▶ WORK TO DO
Transcribe every entry word for word. Skip the pictures.

▶ RECORDED DATA
====

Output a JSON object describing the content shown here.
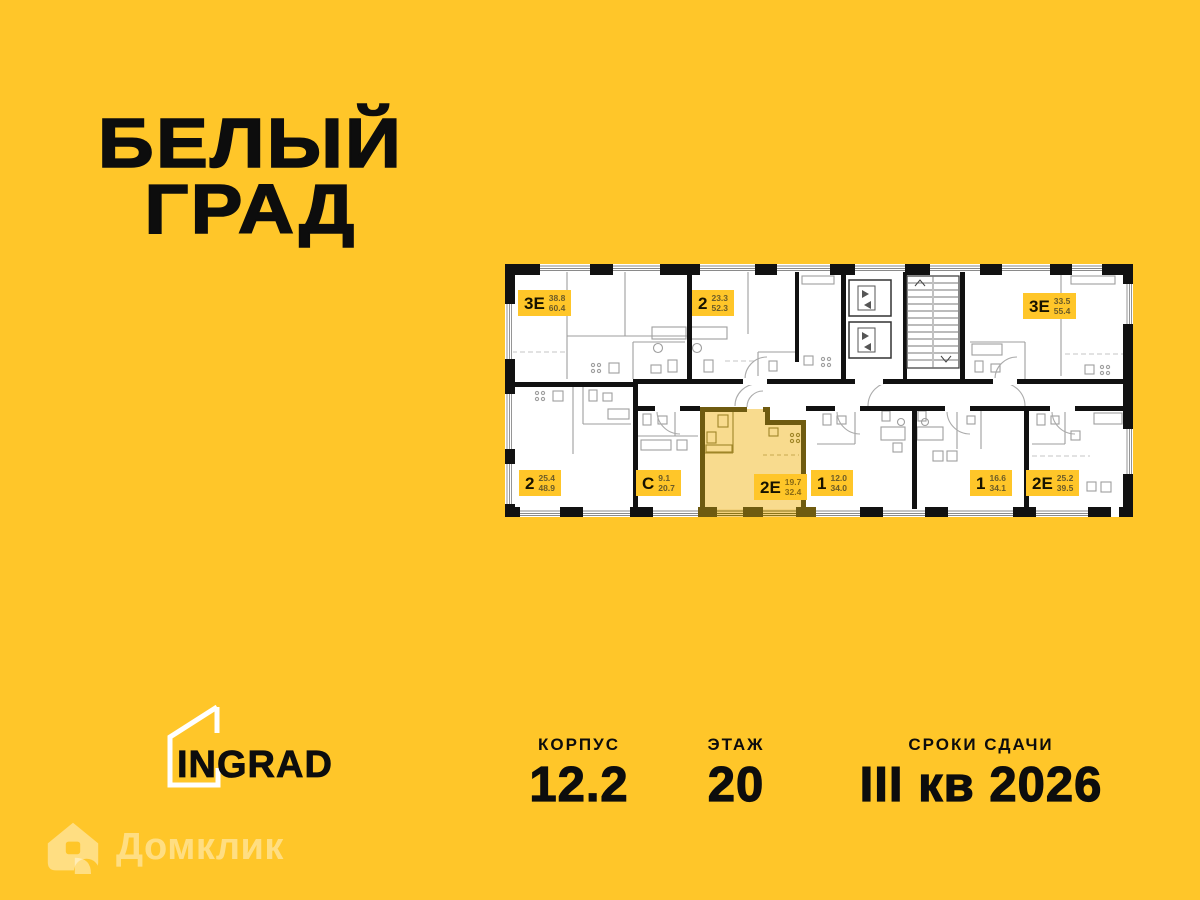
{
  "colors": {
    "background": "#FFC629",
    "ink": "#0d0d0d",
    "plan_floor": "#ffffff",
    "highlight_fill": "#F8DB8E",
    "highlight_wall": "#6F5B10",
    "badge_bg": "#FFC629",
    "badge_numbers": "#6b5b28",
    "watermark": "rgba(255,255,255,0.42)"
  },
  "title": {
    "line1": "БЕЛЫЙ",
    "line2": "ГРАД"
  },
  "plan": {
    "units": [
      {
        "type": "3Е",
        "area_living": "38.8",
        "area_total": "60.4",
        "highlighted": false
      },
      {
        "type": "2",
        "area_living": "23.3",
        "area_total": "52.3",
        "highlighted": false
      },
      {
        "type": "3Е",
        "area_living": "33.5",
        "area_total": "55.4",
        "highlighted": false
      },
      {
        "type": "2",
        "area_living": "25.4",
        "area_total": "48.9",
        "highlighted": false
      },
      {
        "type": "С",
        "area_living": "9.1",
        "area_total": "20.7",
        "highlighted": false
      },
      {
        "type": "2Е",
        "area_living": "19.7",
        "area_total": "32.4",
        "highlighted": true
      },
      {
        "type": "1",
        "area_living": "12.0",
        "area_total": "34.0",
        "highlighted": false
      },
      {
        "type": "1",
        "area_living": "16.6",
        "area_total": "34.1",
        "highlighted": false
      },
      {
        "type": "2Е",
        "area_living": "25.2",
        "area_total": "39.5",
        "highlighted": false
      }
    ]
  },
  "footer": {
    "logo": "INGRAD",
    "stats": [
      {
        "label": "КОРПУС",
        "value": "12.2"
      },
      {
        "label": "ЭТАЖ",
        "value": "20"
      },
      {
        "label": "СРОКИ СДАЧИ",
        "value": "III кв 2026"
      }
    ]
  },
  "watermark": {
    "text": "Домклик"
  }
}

====

▶ ANSWER TO THE PROBLEM
Output a JSON object describing the content shown here.
{
  "colors": {
    "background": "#FFC629",
    "ink": "#0d0d0d",
    "plan_floor": "#ffffff",
    "highlight_fill": "#F8DB8E",
    "highlight_wall": "#6F5B10",
    "badge_bg": "#FFC629",
    "badge_numbers": "#6b5b28",
    "watermark": "rgba(255,255,255,0.42)"
  },
  "title": {
    "line1": "БЕЛЫЙ",
    "line2": "ГРАД"
  },
  "plan": {
    "units": [
      {
        "type": "3Е",
        "area_living": "38.8",
        "area_total": "60.4",
        "highlighted": false
      },
      {
        "type": "2",
        "area_living": "23.3",
        "area_total": "52.3",
        "highlighted": false
      },
      {
        "type": "3Е",
        "area_living": "33.5",
        "area_total": "55.4",
        "highlighted": false
      },
      {
        "type": "2",
        "area_living": "25.4",
        "area_total": "48.9",
        "highlighted": false
      },
      {
        "type": "С",
        "area_living": "9.1",
        "area_total": "20.7",
        "highlighted": false
      },
      {
        "type": "2Е",
        "area_living": "19.7",
        "area_total": "32.4",
        "highlighted": true
      },
      {
        "type": "1",
        "area_living": "12.0",
        "area_total": "34.0",
        "highlighted": false
      },
      {
        "type": "1",
        "area_living": "16.6",
        "area_total": "34.1",
        "highlighted": false
      },
      {
        "type": "2Е",
        "area_living": "25.2",
        "area_total": "39.5",
        "highlighted": false
      }
    ]
  },
  "footer": {
    "logo": "INGRAD",
    "stats": [
      {
        "label": "КОРПУС",
        "value": "12.2"
      },
      {
        "label": "ЭТАЖ",
        "value": "20"
      },
      {
        "label": "СРОКИ СДАЧИ",
        "value": "III кв 2026"
      }
    ]
  },
  "watermark": {
    "text": "Домклик"
  }
}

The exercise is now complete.